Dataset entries
--------------------------------
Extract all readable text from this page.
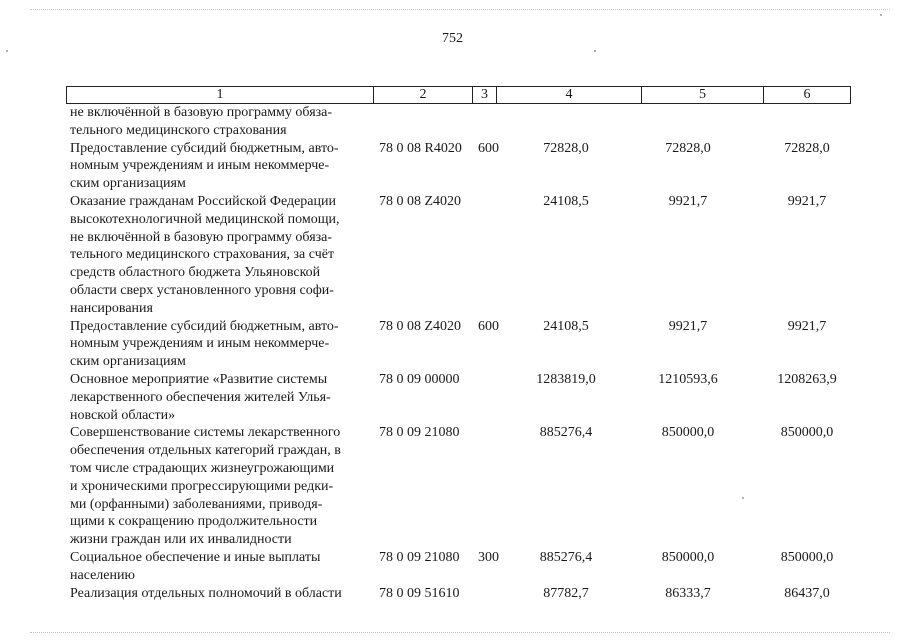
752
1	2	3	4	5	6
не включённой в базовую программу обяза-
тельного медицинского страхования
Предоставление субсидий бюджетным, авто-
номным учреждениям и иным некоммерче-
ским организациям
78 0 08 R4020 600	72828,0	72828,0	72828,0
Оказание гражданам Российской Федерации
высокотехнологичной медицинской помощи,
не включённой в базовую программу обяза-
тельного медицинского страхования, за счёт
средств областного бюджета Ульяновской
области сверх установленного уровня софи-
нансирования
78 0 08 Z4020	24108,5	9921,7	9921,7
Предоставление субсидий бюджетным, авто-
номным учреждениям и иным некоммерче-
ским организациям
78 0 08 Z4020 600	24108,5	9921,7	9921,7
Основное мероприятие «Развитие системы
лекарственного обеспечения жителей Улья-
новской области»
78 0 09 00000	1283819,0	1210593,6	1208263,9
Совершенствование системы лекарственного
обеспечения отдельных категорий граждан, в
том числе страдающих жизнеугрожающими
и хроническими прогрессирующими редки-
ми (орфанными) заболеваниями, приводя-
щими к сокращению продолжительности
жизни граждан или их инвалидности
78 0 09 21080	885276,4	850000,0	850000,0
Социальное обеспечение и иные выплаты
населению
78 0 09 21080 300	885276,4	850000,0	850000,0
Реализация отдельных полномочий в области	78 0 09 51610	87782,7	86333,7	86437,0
--------------------------------
Extract, from the material above, each line holding the word "системы".

Основное мероприятие «Развитие системы
Совершенствование системы лекарственного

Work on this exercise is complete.